**TO DO:** Extract the entries in their exact form.

[Begin ROWS]

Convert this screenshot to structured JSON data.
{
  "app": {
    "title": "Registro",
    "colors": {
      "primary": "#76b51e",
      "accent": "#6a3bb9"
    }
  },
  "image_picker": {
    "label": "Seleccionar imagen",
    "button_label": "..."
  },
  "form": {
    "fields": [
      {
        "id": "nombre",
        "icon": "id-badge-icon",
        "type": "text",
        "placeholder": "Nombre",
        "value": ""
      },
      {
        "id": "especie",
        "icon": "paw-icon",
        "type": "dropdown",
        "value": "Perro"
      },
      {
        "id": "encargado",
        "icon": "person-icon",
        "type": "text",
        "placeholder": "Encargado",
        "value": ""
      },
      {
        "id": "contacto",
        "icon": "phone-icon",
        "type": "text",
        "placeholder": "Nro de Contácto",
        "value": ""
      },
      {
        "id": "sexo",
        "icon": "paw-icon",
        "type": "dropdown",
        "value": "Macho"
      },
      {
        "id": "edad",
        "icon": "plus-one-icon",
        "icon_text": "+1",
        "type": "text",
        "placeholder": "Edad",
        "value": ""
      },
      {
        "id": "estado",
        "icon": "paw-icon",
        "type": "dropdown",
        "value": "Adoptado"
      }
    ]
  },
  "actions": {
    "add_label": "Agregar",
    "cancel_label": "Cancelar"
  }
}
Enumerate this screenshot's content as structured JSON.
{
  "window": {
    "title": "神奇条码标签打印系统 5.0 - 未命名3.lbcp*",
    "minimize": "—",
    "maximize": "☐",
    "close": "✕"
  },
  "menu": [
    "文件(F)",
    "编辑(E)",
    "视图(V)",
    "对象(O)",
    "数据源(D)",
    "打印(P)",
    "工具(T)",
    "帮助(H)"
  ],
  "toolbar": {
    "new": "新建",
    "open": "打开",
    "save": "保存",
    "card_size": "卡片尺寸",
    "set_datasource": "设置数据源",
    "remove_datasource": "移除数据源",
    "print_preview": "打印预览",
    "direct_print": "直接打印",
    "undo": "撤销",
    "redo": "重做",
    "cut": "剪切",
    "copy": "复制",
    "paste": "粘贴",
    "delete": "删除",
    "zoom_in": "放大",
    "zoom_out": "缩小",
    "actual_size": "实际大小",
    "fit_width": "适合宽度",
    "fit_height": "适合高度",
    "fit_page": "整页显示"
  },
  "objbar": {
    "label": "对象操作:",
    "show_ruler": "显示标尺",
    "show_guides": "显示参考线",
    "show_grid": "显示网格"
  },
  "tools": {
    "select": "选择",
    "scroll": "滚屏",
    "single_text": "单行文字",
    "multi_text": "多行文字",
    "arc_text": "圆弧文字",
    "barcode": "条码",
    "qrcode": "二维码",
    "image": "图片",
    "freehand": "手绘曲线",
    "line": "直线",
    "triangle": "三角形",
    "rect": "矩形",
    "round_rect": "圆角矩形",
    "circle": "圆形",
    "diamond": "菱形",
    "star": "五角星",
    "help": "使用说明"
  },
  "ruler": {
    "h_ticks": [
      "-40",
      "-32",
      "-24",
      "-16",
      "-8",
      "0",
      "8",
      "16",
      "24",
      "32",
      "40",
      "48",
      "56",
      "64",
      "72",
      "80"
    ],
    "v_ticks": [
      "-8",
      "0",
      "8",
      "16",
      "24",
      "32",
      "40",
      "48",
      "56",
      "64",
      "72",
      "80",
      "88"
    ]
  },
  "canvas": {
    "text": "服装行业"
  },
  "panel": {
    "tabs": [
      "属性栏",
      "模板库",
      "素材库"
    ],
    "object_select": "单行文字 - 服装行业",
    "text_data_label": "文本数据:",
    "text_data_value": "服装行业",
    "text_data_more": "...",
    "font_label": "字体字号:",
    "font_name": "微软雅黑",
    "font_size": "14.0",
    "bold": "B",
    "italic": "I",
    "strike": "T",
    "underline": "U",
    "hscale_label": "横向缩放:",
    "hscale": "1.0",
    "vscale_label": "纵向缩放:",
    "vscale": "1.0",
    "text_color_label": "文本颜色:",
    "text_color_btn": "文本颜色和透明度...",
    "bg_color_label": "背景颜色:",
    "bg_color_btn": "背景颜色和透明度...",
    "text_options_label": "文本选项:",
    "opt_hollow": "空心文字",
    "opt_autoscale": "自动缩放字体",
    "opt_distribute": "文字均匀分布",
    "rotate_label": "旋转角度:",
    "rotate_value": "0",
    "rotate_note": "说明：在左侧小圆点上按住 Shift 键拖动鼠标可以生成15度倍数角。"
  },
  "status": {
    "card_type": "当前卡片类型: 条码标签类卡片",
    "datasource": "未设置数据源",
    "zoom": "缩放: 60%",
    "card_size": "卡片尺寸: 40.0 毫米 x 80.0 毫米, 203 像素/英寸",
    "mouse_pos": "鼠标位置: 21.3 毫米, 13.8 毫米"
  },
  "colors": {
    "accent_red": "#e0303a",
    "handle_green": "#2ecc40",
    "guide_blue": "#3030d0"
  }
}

[End ROWS]

**WRITTEN RESPONSE:**
Convert this screenshot to structured JSON data.
{
  "app": {
    "title": "Registro",
    "colors": {
      "primary": "#76b51e",
      "accent": "#6a3bb9"
    }
  },
  "image_picker": {
    "label": "Seleccionar imagen",
    "button_label": "..."
  },
  "form": {
    "fields": [
      {
        "id": "nombre",
        "icon": "id-badge-icon",
        "type": "text",
        "placeholder": "Nombre",
        "value": ""
      },
      {
        "id": "especie",
        "icon": "paw-icon",
        "type": "dropdown",
        "value": "Perro"
      },
      {
        "id": "encargado",
        "icon": "person-icon",
        "type": "text",
        "placeholder": "Encargado",
        "value": ""
      },
      {
        "id": "contacto",
        "icon": "phone-icon",
        "type": "text",
        "placeholder": "Nro de Contácto",
        "value": ""
      },
      {
        "id": "sexo",
        "icon": "paw-icon",
        "type": "dropdown",
        "value": "Macho"
      },
      {
        "id": "edad",
        "icon": "plus-one-icon",
        "icon_text": "+1",
        "type": "text",
        "placeholder": "Edad",
        "value": ""
      },
      {
        "id": "estado",
        "icon": "paw-icon",
        "type": "dropdown",
        "value": "Adoptado"
      }
    ]
  },
  "actions": {
    "add_label": "Agregar",
    "cancel_label": "Cancelar"
  }
}
Enumerate this screenshot's content as structured JSON.
{
  "window": {
    "title": "神奇条码标签打印系统 5.0 - 未命名3.lbcp*",
    "minimize": "—",
    "maximize": "☐",
    "close": "✕"
  },
  "menu": [
    "文件(F)",
    "编辑(E)",
    "视图(V)",
    "对象(O)",
    "数据源(D)",
    "打印(P)",
    "工具(T)",
    "帮助(H)"
  ],
  "toolbar": {
    "new": "新建",
    "open": "打开",
    "save": "保存",
    "card_size": "卡片尺寸",
    "set_datasource": "设置数据源",
    "remove_datasource": "移除数据源",
    "print_preview": "打印预览",
    "direct_print": "直接打印",
    "undo": "撤销",
    "redo": "重做",
    "cut": "剪切",
    "copy": "复制",
    "paste": "粘贴",
    "delete": "删除",
    "zoom_in": "放大",
    "zoom_out": "缩小",
    "actual_size": "实际大小",
    "fit_width": "适合宽度",
    "fit_height": "适合高度",
    "fit_page": "整页显示"
  },
  "objbar": {
    "label": "对象操作:",
    "show_ruler": "显示标尺",
    "show_guides": "显示参考线",
    "show_grid": "显示网格"
  },
  "tools": {
    "select": "选择",
    "scroll": "滚屏",
    "single_text": "单行文字",
    "multi_text": "多行文字",
    "arc_text": "圆弧文字",
    "barcode": "条码",
    "qrcode": "二维码",
    "image": "图片",
    "freehand": "手绘曲线",
    "line": "直线",
    "triangle": "三角形",
    "rect": "矩形",
    "round_rect": "圆角矩形",
    "circle": "圆形",
    "diamond": "菱形",
    "star": "五角星",
    "help": "使用说明"
  },
  "ruler": {
    "h_ticks": [
      "-40",
      "-32",
      "-24",
      "-16",
      "-8",
      "0",
      "8",
      "16",
      "24",
      "32",
      "40",
      "48",
      "56",
      "64",
      "72",
      "80"
    ],
    "v_ticks": [
      "-8",
      "0",
      "8",
      "16",
      "24",
      "32",
      "40",
      "48",
      "56",
      "64",
      "72",
      "80",
      "88"
    ]
  },
  "canvas": {
    "text": "服装行业"
  },
  "panel": {
    "tabs": [
      "属性栏",
      "模板库",
      "素材库"
    ],
    "object_select": "单行文字 - 服装行业",
    "text_data_label": "文本数据:",
    "text_data_value": "服装行业",
    "text_data_more": "...",
    "font_label": "字体字号:",
    "font_name": "微软雅黑",
    "font_size": "14.0",
    "bold": "B",
    "italic": "I",
    "strike": "T",
    "underline": "U",
    "hscale_label": "横向缩放:",
    "hscale": "1.0",
    "vscale_label": "纵向缩放:",
    "vscale": "1.0",
    "text_color_label": "文本颜色:",
    "text_color_btn": "文本颜色和透明度...",
    "bg_color_label": "背景颜色:",
    "bg_color_btn": "背景颜色和透明度...",
    "text_options_label": "文本选项:",
    "opt_hollow": "空心文字",
    "opt_autoscale": "自动缩放字体",
    "opt_distribute": "文字均匀分布",
    "rotate_label": "旋转角度:",
    "rotate_value": "0",
    "rotate_note": "说明：在左侧小圆点上按住 Shift 键拖动鼠标可以生成15度倍数角。"
  },
  "status": {
    "card_type": "当前卡片类型: 条码标签类卡片",
    "datasource": "未设置数据源",
    "zoom": "缩放: 60%",
    "card_size": "卡片尺寸: 40.0 毫米 x 80.0 毫米, 203 像素/英寸",
    "mouse_pos": "鼠标位置: 21.3 毫米, 13.8 毫米"
  },
  "colors": {
    "accent_red": "#e0303a",
    "handle_green": "#2ecc40",
    "guide_blue": "#3030d0"
  }
}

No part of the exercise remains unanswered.